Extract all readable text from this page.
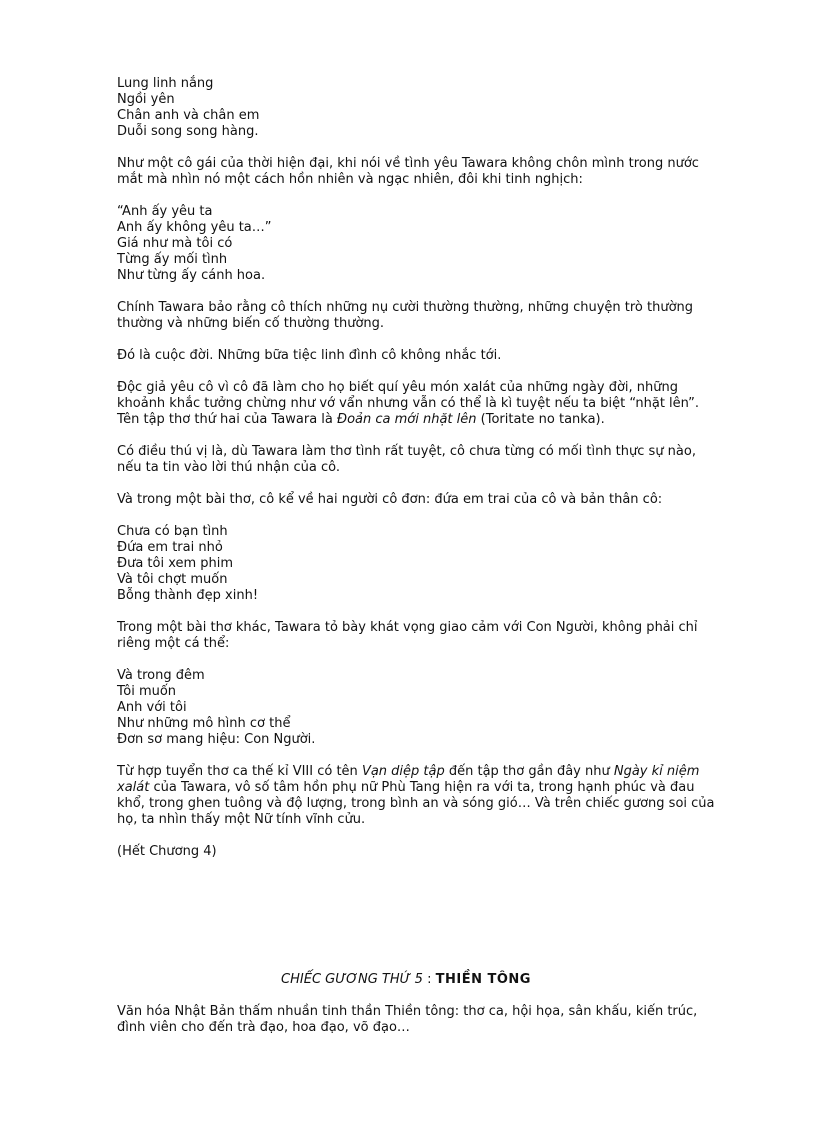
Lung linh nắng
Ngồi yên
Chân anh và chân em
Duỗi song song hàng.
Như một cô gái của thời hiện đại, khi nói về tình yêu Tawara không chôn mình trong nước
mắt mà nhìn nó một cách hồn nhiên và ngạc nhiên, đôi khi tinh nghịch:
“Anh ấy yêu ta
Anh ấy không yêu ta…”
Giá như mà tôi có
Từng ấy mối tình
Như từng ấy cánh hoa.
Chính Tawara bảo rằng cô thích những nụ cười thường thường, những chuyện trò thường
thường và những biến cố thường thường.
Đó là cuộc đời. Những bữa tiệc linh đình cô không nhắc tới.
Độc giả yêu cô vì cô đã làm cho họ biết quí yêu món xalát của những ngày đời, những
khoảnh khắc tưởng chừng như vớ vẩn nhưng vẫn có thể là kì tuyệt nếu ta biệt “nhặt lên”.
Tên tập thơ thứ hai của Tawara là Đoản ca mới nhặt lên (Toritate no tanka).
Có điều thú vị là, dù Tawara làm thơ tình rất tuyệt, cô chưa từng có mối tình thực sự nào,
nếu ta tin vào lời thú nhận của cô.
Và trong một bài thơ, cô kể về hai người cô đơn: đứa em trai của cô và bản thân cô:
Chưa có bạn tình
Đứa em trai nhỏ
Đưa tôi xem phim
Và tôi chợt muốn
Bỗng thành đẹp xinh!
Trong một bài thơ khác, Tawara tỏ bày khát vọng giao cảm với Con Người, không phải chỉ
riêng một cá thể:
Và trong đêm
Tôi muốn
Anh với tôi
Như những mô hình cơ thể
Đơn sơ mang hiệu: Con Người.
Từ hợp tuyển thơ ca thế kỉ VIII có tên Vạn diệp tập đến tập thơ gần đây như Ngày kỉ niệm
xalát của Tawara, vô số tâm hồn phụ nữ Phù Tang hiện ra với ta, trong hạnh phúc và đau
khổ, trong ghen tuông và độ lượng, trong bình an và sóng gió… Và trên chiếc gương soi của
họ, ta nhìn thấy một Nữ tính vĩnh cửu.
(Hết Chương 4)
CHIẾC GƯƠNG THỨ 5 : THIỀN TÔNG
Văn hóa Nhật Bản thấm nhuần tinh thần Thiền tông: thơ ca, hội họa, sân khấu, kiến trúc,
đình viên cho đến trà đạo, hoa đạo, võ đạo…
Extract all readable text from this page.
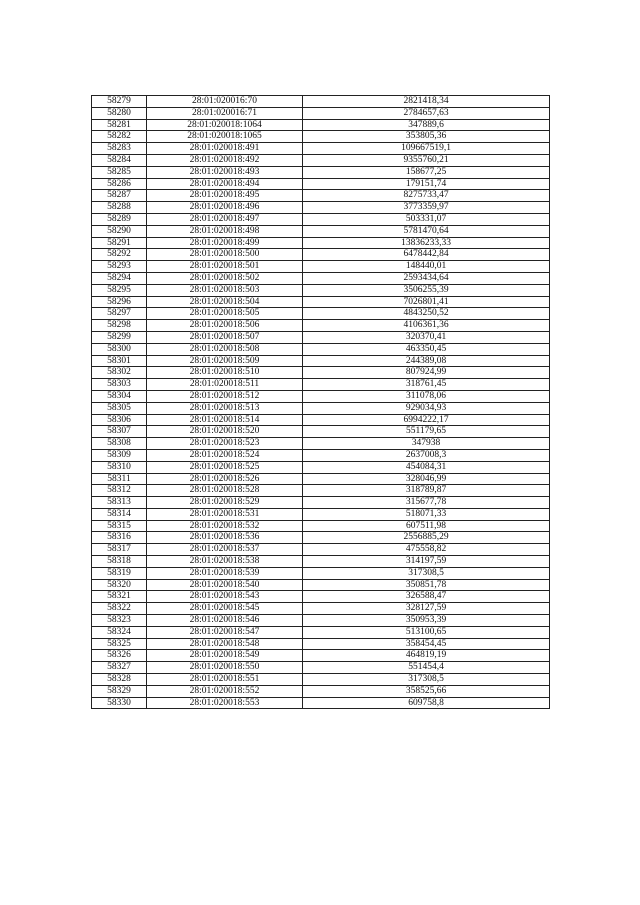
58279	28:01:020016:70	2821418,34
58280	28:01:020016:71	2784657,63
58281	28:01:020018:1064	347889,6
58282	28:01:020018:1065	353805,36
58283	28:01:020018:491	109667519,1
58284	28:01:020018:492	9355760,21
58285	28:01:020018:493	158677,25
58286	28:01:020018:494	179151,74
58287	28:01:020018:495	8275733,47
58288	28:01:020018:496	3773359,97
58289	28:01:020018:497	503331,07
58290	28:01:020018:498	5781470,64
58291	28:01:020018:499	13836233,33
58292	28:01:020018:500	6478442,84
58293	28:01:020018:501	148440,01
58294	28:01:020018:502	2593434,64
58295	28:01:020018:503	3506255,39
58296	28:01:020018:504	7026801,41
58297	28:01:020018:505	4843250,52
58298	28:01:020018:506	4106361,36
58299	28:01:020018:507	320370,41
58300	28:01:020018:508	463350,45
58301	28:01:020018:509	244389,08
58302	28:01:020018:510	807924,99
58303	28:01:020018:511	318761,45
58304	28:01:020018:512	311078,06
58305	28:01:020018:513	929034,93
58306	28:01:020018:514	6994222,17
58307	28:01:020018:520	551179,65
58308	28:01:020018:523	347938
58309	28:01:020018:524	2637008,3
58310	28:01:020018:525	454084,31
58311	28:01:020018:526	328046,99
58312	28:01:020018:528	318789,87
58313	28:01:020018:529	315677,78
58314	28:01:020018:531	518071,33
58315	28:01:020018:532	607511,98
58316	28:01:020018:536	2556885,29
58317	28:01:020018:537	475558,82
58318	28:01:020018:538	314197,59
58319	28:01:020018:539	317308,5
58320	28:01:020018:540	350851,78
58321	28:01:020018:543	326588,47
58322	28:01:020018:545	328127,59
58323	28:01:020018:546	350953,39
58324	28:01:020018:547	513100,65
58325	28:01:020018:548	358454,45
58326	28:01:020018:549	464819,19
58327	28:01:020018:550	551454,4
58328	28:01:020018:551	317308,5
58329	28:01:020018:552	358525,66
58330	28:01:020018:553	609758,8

◇ ◇ ◇ ◇ ◇

Requirements >> Reply with the number of lines in the material above that contain "Tawara", and nothing more.

Solution for this problem >> 6